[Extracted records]
-.-.-

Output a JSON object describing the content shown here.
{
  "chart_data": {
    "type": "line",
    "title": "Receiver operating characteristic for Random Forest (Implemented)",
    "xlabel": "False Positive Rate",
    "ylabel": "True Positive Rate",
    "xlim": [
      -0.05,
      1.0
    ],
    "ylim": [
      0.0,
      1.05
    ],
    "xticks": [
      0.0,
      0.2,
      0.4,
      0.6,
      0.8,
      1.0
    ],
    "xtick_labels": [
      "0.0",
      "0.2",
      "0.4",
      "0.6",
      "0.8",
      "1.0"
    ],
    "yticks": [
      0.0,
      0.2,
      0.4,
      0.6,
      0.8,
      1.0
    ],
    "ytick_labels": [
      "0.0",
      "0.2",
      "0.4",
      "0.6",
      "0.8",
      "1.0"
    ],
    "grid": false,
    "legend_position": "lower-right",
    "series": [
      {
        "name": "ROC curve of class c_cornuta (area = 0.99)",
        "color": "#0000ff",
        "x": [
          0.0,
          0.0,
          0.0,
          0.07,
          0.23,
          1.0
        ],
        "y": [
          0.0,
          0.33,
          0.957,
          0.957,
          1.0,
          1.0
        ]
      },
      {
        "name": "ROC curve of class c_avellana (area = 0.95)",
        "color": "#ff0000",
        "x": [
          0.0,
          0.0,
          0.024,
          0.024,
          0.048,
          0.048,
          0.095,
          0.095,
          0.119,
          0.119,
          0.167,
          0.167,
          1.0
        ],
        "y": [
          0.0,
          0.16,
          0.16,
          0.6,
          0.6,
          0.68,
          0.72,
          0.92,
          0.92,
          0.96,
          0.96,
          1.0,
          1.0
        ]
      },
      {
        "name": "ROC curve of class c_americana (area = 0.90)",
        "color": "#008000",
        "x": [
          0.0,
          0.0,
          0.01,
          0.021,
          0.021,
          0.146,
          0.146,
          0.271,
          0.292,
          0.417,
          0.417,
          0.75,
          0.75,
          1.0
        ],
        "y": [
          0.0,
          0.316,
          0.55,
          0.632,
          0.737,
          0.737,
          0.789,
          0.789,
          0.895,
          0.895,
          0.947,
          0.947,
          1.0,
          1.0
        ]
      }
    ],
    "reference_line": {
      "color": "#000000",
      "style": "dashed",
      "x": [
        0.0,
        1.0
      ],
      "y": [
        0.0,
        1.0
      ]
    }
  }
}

-.-.-

Show every line from the listing above in which the string "Rate" appears.

    "xlabel": "False Positive Rate",
    "ylabel": "True Positive Rate",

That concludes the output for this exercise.